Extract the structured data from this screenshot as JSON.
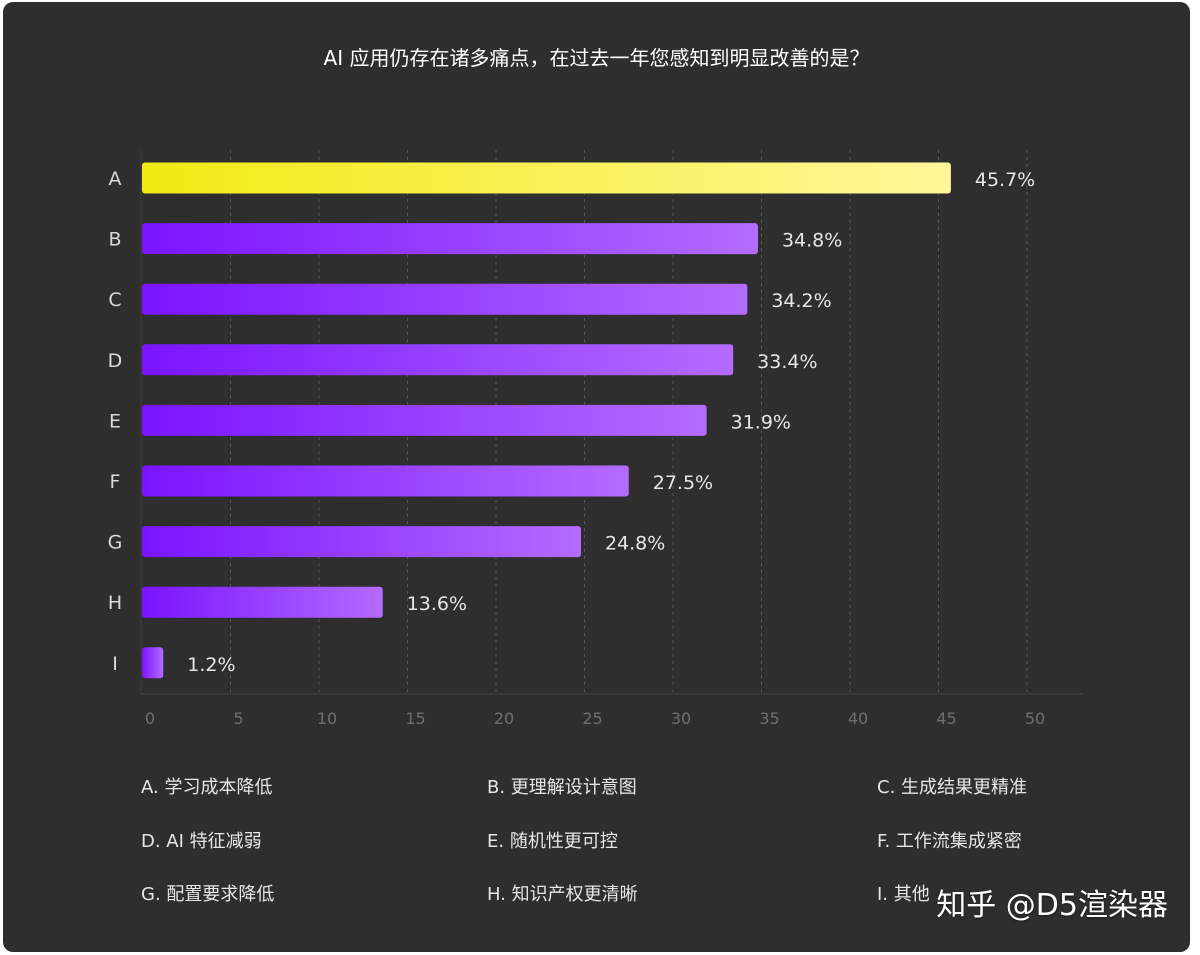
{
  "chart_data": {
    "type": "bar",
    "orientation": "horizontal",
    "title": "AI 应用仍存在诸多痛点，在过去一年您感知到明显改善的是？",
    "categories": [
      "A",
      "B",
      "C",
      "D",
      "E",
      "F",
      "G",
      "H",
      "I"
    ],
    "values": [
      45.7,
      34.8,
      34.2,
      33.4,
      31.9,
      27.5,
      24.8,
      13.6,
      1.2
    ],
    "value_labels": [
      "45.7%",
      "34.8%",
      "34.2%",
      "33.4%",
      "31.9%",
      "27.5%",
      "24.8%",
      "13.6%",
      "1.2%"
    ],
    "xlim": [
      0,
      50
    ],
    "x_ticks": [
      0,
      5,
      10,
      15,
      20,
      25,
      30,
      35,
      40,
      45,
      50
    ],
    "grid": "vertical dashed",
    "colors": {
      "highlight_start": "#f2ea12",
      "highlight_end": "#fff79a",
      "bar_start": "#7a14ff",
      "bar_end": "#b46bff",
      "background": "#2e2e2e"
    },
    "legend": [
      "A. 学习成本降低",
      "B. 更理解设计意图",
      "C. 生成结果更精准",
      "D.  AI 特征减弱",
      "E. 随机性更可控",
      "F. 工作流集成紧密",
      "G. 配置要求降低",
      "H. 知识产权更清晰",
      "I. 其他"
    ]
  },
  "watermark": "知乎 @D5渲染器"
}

┄┄┄┄┄┄

# WHAT IS REQUIRED
Without including any pictures, print each record exactly.

# WRITTEN ANSWER
Extract the structured data from this screenshot as JSON.
{
  "chart_data": {
    "type": "bar",
    "orientation": "horizontal",
    "title": "AI 应用仍存在诸多痛点，在过去一年您感知到明显改善的是？",
    "categories": [
      "A",
      "B",
      "C",
      "D",
      "E",
      "F",
      "G",
      "H",
      "I"
    ],
    "values": [
      45.7,
      34.8,
      34.2,
      33.4,
      31.9,
      27.5,
      24.8,
      13.6,
      1.2
    ],
    "value_labels": [
      "45.7%",
      "34.8%",
      "34.2%",
      "33.4%",
      "31.9%",
      "27.5%",
      "24.8%",
      "13.6%",
      "1.2%"
    ],
    "xlim": [
      0,
      50
    ],
    "x_ticks": [
      0,
      5,
      10,
      15,
      20,
      25,
      30,
      35,
      40,
      45,
      50
    ],
    "grid": "vertical dashed",
    "colors": {
      "highlight_start": "#f2ea12",
      "highlight_end": "#fff79a",
      "bar_start": "#7a14ff",
      "bar_end": "#b46bff",
      "background": "#2e2e2e"
    },
    "legend": [
      "A. 学习成本降低",
      "B. 更理解设计意图",
      "C. 生成结果更精准",
      "D.  AI 特征减弱",
      "E. 随机性更可控",
      "F. 工作流集成紧密",
      "G. 配置要求降低",
      "H. 知识产权更清晰",
      "I. 其他"
    ]
  },
  "watermark": "知乎 @D5渲染器"
}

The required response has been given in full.